-- Start --

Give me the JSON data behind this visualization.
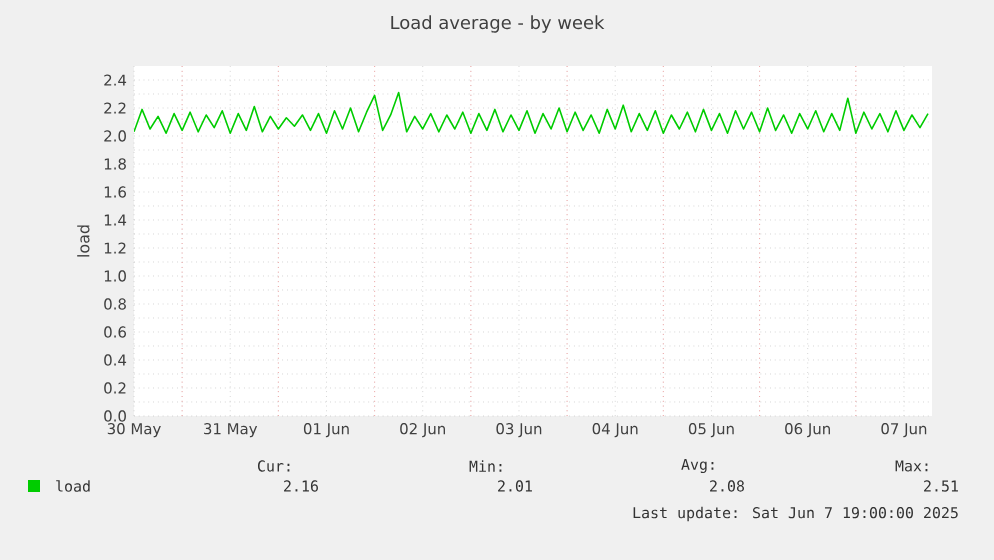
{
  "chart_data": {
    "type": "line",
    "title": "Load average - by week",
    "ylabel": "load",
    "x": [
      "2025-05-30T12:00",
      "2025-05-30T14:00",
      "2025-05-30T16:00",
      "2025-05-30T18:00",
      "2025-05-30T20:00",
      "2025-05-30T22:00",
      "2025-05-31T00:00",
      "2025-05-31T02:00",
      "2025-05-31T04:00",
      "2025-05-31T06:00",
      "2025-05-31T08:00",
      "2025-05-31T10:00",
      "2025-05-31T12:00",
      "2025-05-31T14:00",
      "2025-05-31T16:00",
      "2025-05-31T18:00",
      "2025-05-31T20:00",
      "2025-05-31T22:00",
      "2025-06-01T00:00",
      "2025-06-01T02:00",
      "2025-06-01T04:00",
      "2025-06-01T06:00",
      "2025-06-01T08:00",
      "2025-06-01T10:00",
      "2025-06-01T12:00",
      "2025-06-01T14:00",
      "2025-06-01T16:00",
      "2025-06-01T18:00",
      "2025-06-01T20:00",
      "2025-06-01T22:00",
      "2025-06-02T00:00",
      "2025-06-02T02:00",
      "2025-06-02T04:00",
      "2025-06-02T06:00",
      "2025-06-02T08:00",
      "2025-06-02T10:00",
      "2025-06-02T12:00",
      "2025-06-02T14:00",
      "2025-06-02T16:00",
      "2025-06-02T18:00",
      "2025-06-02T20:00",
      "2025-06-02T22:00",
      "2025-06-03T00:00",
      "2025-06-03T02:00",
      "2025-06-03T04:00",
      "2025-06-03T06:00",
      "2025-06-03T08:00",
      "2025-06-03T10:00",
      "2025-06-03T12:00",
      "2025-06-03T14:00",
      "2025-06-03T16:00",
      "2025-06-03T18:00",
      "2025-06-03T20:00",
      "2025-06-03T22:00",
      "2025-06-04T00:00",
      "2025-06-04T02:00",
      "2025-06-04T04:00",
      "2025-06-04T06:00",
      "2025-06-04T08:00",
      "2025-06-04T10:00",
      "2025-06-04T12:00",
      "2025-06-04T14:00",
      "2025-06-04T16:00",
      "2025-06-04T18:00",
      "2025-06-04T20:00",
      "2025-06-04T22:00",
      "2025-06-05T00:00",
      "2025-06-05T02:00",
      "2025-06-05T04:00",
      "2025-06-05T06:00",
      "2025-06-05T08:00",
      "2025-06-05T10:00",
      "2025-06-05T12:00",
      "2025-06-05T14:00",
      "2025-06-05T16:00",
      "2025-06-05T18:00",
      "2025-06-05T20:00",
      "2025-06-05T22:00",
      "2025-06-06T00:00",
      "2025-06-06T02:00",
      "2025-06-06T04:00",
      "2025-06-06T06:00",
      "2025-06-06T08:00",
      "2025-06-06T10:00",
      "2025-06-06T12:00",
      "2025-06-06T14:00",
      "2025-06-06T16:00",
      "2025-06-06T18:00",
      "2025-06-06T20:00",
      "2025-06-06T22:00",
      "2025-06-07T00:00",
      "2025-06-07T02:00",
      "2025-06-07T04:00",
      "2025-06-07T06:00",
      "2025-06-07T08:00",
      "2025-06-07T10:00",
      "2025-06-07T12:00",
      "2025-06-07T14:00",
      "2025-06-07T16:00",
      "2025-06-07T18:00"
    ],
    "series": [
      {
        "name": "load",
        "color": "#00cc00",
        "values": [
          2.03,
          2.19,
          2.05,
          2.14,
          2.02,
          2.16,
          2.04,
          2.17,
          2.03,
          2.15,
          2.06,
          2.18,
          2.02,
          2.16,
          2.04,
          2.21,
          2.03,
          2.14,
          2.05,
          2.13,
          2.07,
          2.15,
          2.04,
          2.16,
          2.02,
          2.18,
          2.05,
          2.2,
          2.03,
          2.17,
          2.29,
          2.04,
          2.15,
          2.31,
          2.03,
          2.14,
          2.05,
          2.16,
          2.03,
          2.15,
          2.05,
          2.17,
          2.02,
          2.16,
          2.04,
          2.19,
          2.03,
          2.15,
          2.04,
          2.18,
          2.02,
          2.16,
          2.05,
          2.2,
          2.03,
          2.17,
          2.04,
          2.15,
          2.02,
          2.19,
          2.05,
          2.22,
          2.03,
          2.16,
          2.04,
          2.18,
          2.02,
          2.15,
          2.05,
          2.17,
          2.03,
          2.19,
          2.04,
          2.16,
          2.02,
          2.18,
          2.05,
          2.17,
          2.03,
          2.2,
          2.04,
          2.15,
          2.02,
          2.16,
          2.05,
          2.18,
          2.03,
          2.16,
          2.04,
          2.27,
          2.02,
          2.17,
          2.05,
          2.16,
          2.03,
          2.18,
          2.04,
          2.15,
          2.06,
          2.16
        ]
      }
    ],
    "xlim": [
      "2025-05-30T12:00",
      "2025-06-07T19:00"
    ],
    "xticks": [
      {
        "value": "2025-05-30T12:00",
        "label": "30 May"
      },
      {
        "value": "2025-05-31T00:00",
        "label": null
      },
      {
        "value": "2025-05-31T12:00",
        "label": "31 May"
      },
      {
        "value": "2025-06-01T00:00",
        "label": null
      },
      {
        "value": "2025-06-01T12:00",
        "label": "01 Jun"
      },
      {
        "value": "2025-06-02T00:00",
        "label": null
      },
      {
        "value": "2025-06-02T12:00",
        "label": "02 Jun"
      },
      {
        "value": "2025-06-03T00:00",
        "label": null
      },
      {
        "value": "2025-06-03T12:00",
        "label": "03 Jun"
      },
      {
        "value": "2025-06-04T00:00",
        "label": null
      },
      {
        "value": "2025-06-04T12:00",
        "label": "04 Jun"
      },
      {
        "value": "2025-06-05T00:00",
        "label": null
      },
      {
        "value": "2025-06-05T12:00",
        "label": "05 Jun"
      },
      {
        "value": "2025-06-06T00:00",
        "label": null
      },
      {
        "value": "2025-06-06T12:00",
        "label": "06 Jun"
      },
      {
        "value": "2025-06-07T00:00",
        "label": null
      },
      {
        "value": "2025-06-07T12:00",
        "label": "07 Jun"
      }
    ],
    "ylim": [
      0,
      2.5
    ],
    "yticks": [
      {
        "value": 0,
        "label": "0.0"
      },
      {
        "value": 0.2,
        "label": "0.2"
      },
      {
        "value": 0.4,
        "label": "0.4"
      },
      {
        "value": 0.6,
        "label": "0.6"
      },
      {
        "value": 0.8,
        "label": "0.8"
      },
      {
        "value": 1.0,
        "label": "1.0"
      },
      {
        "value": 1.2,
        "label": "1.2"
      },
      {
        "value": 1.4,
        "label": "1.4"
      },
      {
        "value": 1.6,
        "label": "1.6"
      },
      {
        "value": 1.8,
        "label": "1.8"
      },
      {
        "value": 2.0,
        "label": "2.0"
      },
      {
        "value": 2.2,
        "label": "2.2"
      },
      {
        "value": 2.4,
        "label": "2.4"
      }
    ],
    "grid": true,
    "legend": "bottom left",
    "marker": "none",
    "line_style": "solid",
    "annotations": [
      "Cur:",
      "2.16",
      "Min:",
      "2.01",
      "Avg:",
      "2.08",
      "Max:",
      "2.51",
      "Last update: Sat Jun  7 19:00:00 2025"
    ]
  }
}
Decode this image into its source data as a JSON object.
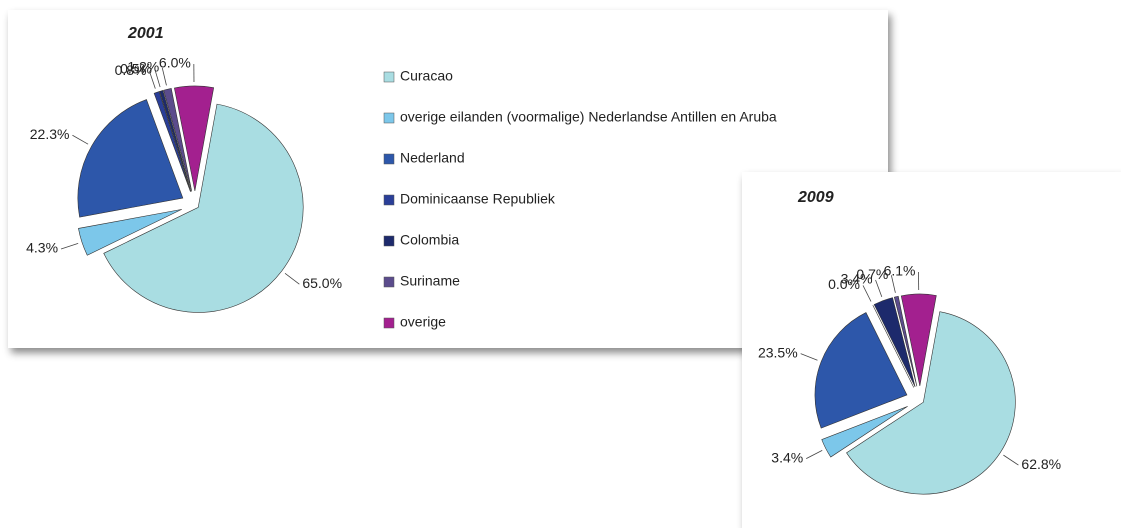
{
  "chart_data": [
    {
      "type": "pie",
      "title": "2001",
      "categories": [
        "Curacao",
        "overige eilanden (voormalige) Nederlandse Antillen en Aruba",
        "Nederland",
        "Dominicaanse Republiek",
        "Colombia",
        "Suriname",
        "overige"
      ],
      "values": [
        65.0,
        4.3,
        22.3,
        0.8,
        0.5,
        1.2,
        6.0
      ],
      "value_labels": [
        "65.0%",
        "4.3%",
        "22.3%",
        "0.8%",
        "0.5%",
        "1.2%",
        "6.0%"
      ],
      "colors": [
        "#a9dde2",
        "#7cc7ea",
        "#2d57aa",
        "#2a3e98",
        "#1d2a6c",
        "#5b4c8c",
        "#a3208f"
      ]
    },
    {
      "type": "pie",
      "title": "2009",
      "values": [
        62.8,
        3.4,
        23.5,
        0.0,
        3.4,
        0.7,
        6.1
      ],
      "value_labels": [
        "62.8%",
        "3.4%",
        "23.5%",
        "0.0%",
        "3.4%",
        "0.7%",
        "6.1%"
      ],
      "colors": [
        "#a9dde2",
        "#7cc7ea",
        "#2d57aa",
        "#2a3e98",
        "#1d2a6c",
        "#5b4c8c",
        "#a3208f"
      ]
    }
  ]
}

-- End --
-- Start --

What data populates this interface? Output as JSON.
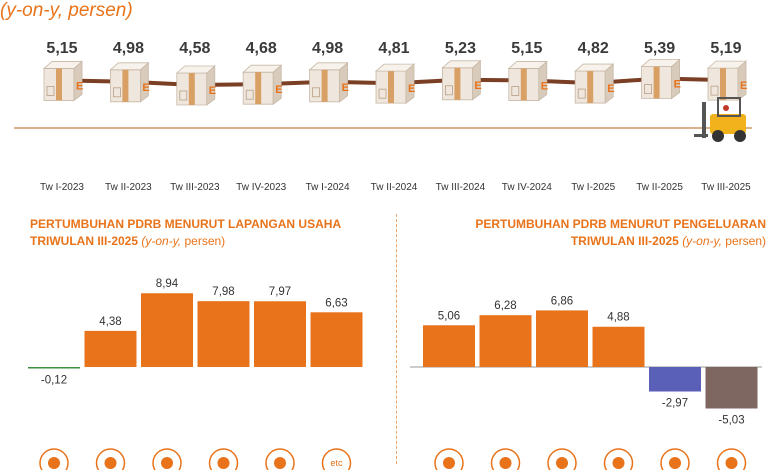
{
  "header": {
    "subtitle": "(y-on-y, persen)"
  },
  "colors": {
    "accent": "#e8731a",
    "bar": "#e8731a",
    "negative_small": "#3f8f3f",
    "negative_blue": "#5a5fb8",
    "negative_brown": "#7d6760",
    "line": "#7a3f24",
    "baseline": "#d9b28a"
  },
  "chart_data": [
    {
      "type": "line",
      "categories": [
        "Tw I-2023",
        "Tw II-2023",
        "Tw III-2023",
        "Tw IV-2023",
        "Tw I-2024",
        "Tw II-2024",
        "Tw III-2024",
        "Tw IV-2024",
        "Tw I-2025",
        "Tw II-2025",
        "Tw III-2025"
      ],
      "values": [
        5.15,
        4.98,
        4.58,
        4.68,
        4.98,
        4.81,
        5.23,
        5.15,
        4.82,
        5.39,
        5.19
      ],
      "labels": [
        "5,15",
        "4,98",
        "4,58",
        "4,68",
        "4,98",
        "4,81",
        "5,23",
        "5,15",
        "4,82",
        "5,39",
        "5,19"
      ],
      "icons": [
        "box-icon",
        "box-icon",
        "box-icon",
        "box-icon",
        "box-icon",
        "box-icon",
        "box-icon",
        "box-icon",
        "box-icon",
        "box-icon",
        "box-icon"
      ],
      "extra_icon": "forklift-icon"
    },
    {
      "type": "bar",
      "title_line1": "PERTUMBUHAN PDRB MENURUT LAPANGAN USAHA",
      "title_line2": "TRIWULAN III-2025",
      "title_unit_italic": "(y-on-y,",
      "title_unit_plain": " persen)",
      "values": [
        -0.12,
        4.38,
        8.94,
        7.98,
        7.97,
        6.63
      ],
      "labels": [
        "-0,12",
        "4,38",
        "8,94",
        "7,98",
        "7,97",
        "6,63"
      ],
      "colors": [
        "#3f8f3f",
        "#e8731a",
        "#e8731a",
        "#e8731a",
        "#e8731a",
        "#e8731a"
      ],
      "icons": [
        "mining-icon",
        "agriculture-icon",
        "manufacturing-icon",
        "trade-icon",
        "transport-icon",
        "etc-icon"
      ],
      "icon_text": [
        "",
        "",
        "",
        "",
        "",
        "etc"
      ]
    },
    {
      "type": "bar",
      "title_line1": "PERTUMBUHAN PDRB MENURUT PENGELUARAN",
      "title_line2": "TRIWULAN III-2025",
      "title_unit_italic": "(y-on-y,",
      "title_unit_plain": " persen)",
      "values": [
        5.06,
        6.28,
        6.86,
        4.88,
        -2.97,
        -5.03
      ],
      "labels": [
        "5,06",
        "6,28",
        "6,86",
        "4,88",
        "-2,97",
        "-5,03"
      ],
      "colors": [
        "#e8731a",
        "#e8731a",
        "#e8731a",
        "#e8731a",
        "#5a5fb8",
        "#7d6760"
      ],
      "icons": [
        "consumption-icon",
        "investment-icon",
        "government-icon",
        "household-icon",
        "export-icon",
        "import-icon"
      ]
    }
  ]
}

-- End --
-- Start --

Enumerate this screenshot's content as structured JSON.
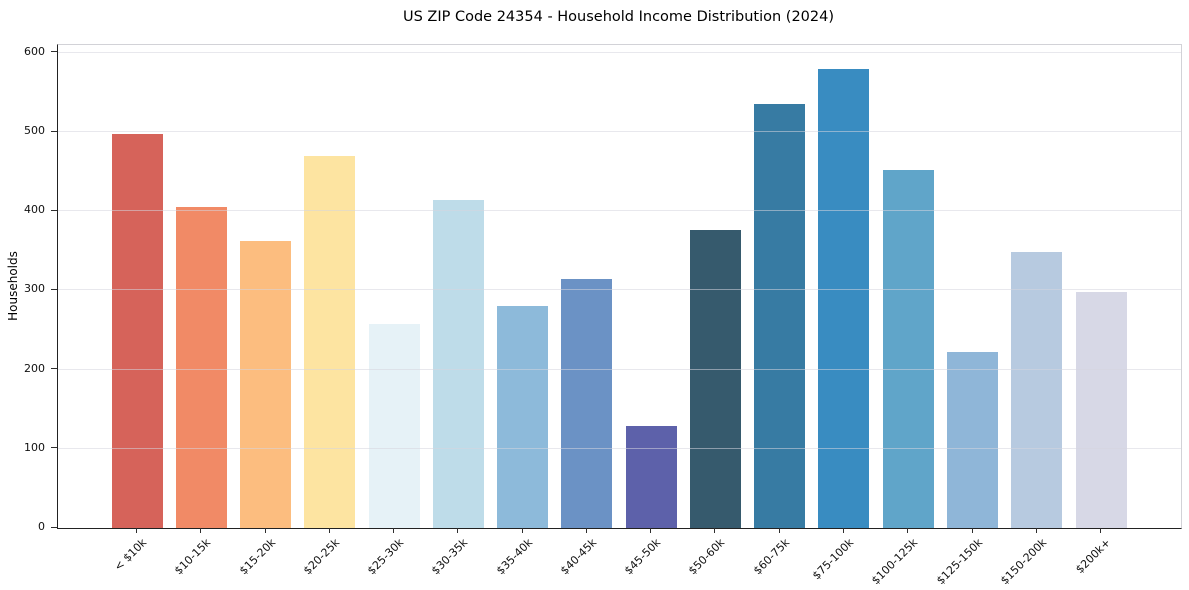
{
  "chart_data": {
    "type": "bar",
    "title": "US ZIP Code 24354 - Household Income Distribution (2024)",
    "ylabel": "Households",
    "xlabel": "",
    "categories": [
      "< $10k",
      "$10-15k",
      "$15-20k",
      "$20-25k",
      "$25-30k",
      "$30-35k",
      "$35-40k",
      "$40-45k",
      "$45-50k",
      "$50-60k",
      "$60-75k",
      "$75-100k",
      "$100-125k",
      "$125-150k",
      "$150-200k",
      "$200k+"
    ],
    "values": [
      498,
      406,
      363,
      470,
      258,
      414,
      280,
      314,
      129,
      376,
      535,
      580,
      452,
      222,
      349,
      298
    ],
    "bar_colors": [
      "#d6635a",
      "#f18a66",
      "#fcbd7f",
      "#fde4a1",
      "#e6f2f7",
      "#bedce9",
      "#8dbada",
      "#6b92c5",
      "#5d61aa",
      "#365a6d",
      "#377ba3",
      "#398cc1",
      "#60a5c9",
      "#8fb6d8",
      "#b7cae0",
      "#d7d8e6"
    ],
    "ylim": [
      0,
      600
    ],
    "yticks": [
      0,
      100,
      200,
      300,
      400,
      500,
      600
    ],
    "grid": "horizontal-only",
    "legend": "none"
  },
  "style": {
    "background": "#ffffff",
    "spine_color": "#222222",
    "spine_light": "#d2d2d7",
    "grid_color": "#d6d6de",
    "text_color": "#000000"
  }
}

-- End --

• _Do this_
Look through the entries above; copy every line holding the string "PERTUMBUHAN".

• _Final result_
      "title_line1": "PERTUMBUHAN PDRB MENURUT LAPANGAN USAHA",
      "title_line1": "PERTUMBUHAN PDRB MENURUT PENGELUARAN",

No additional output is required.